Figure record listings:
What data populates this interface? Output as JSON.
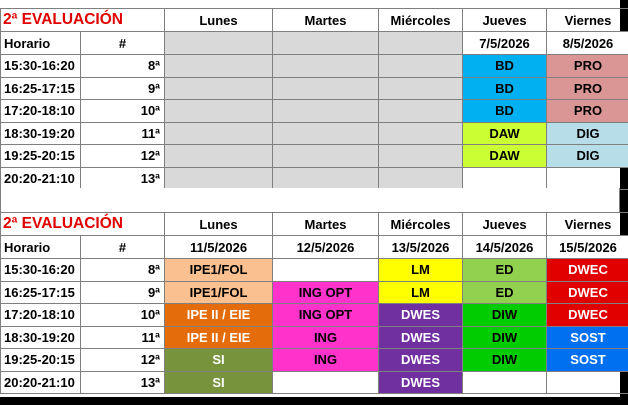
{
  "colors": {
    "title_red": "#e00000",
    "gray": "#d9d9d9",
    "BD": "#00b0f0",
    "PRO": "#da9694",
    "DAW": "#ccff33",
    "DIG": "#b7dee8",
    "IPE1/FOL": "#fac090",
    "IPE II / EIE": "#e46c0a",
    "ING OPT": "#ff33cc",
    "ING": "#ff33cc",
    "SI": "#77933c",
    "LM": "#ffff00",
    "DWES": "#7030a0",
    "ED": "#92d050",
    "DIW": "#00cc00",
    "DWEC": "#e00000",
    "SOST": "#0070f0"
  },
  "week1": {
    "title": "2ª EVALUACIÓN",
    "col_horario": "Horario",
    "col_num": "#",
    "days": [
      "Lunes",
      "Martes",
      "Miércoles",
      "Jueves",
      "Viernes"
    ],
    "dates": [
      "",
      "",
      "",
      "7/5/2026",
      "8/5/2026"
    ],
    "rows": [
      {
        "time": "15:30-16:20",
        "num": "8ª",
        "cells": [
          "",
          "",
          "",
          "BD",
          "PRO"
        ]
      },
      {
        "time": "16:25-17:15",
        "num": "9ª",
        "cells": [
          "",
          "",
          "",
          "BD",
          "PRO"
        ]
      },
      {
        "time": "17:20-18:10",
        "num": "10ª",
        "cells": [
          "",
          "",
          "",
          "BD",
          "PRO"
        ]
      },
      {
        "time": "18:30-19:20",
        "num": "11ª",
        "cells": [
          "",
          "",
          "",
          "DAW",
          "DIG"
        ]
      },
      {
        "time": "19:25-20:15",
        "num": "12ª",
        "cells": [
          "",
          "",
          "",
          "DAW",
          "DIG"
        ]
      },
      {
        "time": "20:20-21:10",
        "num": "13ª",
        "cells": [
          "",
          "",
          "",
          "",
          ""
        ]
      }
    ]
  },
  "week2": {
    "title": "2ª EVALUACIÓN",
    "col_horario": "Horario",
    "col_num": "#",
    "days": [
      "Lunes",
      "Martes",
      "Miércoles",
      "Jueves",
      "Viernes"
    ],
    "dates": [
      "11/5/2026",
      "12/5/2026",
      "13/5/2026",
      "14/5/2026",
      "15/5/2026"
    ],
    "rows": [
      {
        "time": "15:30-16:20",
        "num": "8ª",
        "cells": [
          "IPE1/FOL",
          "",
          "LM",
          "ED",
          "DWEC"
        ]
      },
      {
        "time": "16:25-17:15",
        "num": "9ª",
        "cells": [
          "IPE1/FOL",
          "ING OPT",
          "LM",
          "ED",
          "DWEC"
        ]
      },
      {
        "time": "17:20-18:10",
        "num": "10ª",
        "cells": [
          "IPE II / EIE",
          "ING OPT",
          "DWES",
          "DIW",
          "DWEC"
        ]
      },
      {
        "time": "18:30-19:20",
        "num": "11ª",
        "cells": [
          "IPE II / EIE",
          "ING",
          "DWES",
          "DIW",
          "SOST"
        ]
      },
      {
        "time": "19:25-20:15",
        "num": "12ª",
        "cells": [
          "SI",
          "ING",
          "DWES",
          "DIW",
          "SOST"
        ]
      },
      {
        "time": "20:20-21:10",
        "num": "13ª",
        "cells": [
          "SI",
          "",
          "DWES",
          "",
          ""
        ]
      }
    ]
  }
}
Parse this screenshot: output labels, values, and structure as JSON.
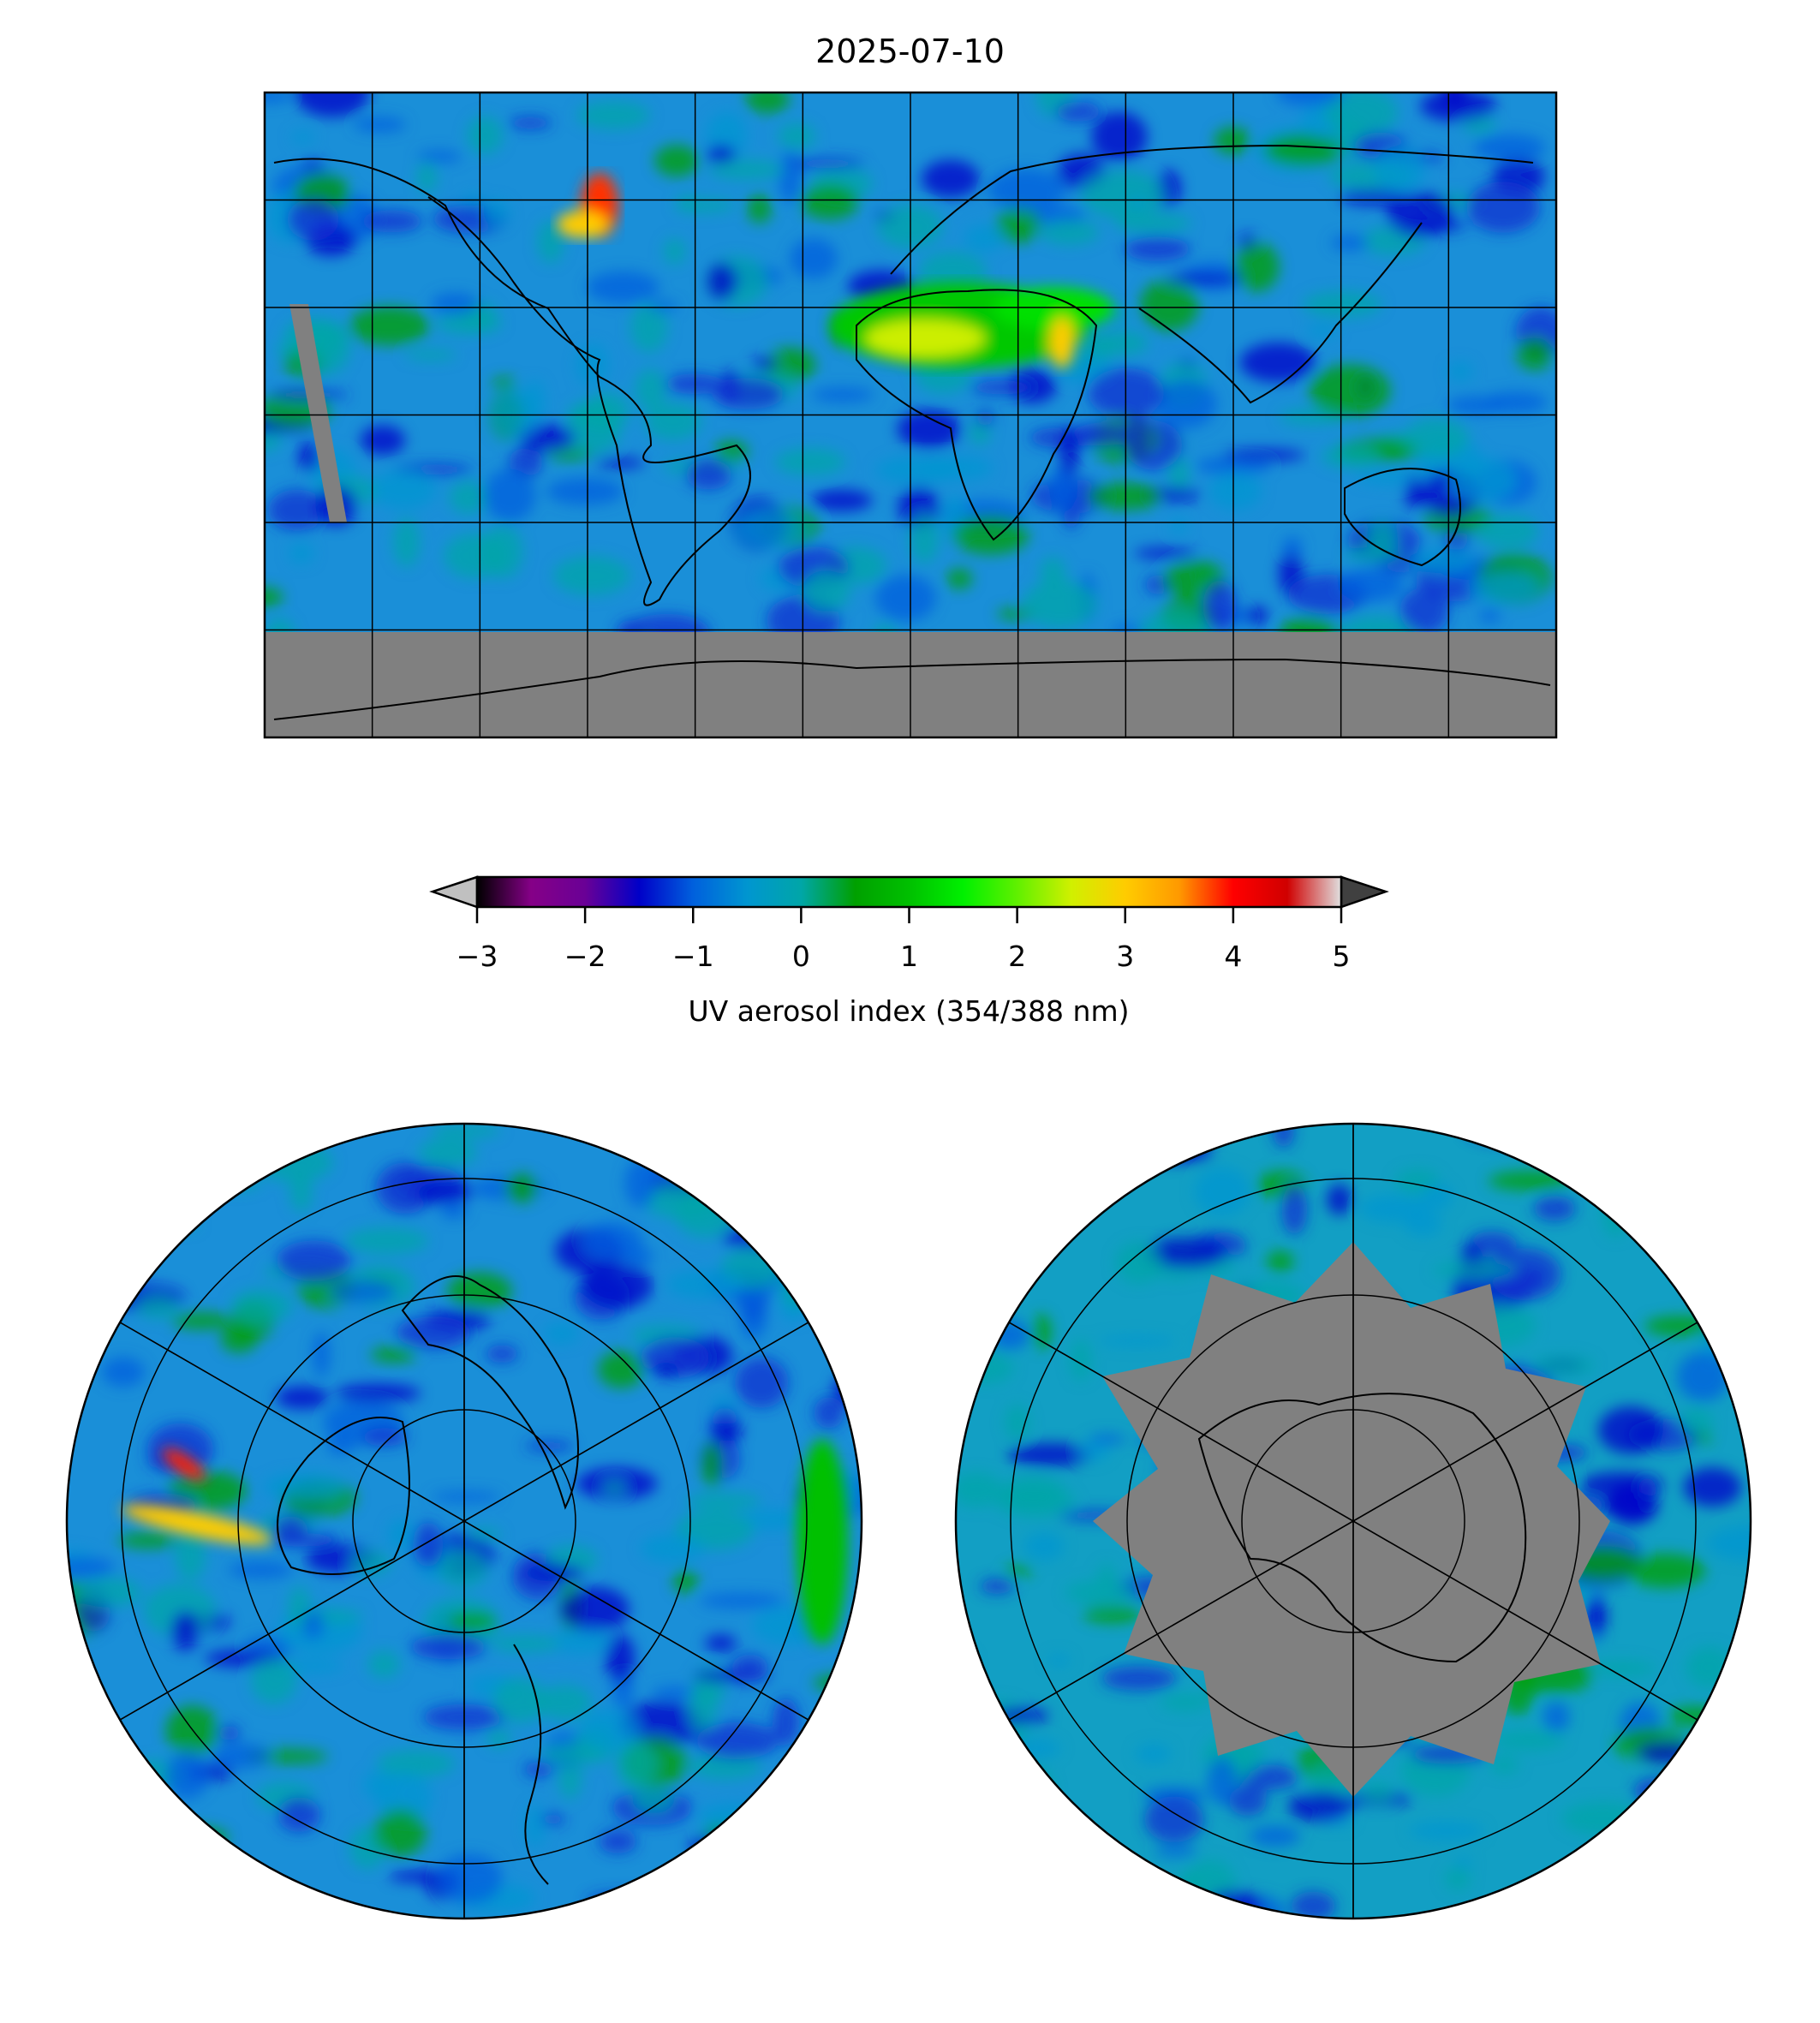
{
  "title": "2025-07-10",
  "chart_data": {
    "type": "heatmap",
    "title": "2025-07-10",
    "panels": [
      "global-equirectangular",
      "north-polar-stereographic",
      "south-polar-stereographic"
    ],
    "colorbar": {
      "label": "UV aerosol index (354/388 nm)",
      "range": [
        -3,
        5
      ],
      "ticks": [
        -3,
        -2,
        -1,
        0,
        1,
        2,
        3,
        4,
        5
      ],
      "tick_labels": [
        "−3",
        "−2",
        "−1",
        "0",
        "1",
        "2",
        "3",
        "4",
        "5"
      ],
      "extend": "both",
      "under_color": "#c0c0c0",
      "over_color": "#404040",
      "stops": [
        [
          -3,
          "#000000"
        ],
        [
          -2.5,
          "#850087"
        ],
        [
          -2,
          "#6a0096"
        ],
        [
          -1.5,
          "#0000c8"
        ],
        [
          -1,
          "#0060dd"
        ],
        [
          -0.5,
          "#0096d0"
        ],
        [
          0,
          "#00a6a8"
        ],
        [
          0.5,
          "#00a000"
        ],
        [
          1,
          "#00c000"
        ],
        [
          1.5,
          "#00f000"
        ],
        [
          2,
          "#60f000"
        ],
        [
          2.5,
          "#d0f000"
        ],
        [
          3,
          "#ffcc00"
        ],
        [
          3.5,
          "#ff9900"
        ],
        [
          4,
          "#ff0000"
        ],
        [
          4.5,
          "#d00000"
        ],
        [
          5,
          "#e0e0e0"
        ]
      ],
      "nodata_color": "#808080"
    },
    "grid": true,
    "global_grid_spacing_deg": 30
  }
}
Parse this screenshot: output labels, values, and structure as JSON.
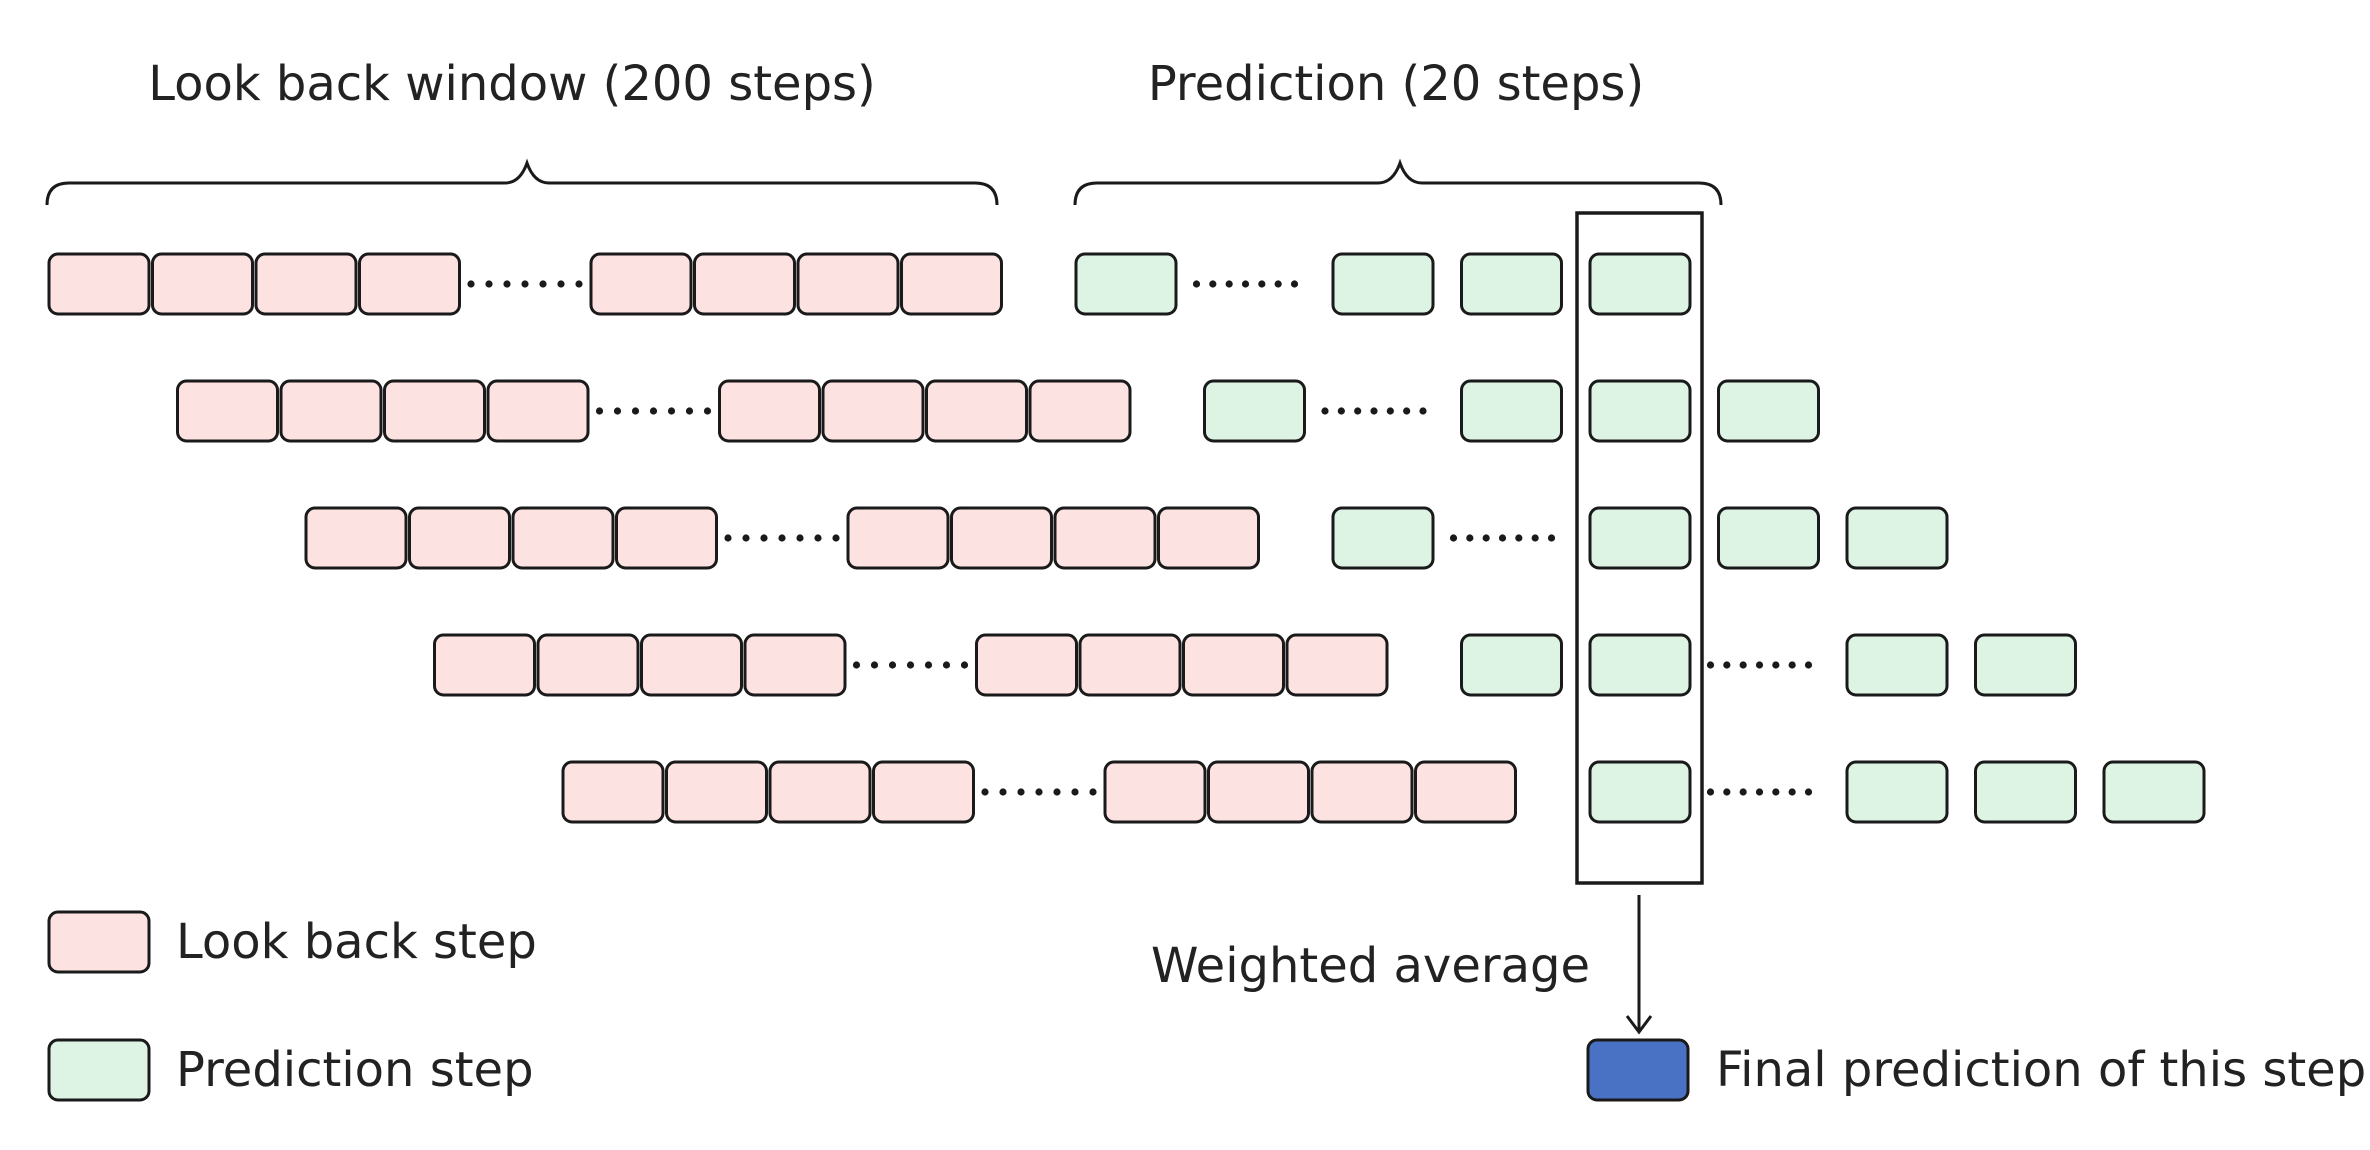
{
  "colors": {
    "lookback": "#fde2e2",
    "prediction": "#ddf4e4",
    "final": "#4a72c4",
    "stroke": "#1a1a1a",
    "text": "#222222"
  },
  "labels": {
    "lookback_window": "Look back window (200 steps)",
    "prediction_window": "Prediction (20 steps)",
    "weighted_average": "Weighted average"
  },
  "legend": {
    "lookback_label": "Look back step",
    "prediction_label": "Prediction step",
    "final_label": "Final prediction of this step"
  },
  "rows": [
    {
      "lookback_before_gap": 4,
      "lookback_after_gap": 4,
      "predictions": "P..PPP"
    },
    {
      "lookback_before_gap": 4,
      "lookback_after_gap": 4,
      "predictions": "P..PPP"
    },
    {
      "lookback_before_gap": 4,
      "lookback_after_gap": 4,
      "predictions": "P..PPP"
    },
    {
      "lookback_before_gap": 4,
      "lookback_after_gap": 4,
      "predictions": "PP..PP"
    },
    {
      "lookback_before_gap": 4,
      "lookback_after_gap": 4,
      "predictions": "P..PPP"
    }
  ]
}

Exercise directions: Each line holding "stereographic" must be found and copied.

Expected answer:
      "north-polar-stereographic",
      "south-polar-stereographic"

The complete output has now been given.